:: Record extracts ::

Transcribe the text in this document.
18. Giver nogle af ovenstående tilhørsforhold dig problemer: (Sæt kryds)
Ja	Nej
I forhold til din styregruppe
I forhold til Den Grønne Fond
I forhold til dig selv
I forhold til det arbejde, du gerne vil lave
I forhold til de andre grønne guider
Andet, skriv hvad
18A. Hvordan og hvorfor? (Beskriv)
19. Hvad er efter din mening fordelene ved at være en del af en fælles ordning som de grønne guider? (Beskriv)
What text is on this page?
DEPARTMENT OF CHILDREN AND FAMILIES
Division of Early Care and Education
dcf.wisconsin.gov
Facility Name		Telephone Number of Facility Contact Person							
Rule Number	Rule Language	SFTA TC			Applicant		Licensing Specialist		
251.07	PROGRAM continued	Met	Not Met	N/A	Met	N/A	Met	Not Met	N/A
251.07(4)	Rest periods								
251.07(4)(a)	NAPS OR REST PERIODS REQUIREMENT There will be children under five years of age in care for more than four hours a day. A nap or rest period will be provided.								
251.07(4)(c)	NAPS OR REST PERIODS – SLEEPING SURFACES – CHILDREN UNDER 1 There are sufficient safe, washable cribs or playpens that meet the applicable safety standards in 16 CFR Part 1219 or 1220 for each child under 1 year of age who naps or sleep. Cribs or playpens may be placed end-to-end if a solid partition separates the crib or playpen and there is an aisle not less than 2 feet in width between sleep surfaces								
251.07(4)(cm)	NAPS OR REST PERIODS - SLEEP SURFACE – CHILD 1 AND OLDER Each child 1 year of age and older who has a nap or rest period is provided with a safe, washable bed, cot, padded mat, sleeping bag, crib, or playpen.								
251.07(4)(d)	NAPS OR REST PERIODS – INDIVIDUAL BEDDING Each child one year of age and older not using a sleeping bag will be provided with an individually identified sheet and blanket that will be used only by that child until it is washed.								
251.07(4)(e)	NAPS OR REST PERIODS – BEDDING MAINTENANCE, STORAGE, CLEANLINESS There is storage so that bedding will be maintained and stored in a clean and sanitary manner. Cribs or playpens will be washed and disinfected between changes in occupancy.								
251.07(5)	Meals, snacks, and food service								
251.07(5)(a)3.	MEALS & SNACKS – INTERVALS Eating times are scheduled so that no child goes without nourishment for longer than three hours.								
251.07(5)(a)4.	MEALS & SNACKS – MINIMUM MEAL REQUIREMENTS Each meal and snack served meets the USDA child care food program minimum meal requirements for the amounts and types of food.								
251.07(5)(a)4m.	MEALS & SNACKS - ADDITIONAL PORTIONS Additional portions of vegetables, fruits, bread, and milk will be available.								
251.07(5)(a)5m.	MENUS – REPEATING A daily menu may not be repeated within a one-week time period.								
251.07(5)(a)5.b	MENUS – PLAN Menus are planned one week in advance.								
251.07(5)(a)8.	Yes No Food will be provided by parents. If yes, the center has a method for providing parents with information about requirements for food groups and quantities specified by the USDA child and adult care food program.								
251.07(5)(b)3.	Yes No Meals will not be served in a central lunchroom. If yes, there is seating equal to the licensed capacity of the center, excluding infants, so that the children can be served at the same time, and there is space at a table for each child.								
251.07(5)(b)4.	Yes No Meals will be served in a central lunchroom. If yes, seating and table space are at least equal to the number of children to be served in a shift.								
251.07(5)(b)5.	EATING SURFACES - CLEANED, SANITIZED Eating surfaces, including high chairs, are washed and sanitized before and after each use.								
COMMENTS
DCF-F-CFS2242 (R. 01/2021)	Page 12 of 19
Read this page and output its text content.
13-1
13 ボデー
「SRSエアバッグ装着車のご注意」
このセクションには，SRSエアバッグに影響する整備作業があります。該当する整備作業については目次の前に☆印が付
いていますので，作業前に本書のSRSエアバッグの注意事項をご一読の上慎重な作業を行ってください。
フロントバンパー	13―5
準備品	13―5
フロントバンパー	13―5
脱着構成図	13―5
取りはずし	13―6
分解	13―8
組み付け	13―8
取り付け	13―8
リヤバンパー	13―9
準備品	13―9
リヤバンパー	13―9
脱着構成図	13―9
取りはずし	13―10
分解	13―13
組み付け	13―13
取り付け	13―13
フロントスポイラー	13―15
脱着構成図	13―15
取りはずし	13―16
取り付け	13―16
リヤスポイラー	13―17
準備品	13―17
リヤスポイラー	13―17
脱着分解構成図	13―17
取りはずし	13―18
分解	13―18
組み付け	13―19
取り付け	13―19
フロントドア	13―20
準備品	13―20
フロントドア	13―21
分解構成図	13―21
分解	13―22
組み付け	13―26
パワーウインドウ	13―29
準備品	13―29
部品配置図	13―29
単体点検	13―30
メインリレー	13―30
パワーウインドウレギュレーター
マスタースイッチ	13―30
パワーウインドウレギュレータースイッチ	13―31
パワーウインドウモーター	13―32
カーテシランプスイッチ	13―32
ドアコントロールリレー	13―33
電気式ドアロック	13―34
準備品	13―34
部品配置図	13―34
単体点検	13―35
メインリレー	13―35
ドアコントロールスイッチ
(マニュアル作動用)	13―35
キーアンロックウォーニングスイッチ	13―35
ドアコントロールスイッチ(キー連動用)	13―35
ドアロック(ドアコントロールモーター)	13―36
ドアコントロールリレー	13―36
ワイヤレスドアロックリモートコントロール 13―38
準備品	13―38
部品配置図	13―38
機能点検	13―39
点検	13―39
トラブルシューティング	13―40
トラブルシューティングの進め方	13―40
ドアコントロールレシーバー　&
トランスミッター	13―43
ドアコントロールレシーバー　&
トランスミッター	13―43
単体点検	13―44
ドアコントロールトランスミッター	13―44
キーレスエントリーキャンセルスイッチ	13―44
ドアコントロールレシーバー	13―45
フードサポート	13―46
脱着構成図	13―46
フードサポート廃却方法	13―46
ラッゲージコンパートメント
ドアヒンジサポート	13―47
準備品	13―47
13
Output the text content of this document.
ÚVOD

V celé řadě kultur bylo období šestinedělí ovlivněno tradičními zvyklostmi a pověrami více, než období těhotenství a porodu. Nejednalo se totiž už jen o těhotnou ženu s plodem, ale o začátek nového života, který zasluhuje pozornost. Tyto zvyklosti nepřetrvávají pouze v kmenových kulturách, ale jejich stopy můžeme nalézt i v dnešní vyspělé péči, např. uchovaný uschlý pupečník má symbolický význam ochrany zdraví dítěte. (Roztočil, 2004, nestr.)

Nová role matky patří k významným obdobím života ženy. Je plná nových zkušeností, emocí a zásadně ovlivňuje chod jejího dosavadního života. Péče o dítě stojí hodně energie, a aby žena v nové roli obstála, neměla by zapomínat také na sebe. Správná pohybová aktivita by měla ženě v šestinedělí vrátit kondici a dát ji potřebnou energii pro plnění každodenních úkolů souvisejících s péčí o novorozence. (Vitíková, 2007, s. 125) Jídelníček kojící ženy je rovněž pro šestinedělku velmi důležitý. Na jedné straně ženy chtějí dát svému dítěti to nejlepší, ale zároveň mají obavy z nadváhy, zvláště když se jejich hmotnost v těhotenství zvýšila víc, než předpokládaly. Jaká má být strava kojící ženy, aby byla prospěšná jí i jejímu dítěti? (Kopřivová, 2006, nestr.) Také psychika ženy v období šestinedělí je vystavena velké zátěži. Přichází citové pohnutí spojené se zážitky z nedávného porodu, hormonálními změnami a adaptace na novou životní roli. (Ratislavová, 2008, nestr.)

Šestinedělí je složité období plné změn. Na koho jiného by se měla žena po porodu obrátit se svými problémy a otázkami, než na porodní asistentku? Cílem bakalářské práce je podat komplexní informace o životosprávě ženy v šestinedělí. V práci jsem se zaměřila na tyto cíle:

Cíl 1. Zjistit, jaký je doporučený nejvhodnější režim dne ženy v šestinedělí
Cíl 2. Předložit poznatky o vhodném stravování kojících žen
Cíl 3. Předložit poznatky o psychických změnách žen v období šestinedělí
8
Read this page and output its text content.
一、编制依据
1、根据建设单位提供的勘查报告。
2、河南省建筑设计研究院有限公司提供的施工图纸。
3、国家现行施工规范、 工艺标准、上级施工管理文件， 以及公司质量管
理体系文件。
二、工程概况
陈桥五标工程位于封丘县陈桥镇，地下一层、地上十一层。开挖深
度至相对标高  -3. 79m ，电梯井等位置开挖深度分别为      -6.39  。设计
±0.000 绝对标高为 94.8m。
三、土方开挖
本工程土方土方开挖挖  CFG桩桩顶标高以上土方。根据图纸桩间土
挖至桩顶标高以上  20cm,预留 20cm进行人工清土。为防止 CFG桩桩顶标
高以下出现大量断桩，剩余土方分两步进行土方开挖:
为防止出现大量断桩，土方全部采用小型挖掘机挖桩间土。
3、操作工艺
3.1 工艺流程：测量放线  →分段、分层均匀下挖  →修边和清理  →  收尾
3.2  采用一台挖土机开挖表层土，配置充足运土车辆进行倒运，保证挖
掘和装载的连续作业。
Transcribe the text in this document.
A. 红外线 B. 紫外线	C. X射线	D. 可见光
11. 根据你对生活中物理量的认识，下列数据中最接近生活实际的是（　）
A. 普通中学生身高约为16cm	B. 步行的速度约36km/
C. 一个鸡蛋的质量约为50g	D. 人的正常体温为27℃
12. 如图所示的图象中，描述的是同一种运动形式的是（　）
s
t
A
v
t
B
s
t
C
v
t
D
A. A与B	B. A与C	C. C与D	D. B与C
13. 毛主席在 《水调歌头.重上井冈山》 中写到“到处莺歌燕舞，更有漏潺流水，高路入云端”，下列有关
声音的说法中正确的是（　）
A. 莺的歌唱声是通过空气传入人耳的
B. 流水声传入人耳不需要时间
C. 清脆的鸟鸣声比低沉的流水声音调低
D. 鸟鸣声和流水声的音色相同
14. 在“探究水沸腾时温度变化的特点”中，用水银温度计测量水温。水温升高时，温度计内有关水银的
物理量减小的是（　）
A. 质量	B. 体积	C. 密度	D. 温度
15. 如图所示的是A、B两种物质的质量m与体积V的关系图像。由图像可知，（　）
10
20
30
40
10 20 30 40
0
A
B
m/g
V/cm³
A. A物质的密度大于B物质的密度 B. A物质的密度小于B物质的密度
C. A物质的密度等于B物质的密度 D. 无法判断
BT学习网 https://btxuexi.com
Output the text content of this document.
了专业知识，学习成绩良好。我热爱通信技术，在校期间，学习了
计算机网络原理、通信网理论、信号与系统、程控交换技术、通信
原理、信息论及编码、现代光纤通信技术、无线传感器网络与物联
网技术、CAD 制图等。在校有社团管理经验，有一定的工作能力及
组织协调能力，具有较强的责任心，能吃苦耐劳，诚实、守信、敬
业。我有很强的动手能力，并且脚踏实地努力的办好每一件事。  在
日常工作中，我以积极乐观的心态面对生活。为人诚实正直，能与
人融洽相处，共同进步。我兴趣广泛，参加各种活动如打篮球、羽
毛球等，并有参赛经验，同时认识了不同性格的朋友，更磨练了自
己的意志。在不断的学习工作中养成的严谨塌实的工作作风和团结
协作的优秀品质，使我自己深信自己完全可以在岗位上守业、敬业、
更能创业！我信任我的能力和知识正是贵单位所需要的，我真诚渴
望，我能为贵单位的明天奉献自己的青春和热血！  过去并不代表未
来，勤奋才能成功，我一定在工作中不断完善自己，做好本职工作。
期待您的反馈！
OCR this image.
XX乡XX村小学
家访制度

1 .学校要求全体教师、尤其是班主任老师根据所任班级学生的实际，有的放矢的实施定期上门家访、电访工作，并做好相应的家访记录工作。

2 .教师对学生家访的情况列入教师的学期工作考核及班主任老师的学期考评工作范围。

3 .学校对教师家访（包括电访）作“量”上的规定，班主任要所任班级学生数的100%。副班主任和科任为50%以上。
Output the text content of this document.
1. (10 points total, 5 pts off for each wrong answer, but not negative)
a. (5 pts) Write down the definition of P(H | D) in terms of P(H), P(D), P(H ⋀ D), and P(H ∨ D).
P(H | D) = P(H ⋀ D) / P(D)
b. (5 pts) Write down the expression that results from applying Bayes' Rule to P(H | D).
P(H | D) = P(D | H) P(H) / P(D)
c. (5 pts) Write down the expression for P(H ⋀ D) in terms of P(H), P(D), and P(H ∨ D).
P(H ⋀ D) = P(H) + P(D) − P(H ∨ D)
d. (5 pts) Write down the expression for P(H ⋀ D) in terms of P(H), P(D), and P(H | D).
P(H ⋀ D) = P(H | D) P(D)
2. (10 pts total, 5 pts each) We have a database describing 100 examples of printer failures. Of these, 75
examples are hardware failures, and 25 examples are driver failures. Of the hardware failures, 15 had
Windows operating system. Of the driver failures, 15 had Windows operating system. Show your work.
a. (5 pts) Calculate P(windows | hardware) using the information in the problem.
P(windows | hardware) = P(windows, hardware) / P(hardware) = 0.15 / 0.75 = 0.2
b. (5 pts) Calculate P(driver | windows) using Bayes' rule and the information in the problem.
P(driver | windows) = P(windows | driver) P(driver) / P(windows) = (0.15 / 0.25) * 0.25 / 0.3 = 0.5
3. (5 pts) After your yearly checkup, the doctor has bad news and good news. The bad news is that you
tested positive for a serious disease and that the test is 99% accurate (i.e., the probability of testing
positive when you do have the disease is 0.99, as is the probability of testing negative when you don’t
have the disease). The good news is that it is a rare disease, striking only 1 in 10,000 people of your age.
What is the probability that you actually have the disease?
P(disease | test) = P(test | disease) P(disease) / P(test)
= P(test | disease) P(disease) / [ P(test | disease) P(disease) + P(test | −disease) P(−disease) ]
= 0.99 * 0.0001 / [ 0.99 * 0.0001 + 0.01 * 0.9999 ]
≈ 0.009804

:::

Written request
Gather up every line from the listing above in which the word "have" occurs.

Completed task
2. (10 pts total, 5 pts each) We have a database describing 100 examples of printer failures. Of these, 75
positive when you do have the disease is 0.99, as is the probability of testing negative when you don’t
have the disease). The good news is that it is a rare disease, striking only 1 in 10,000 people of your age.
What is the probability that you actually have the disease?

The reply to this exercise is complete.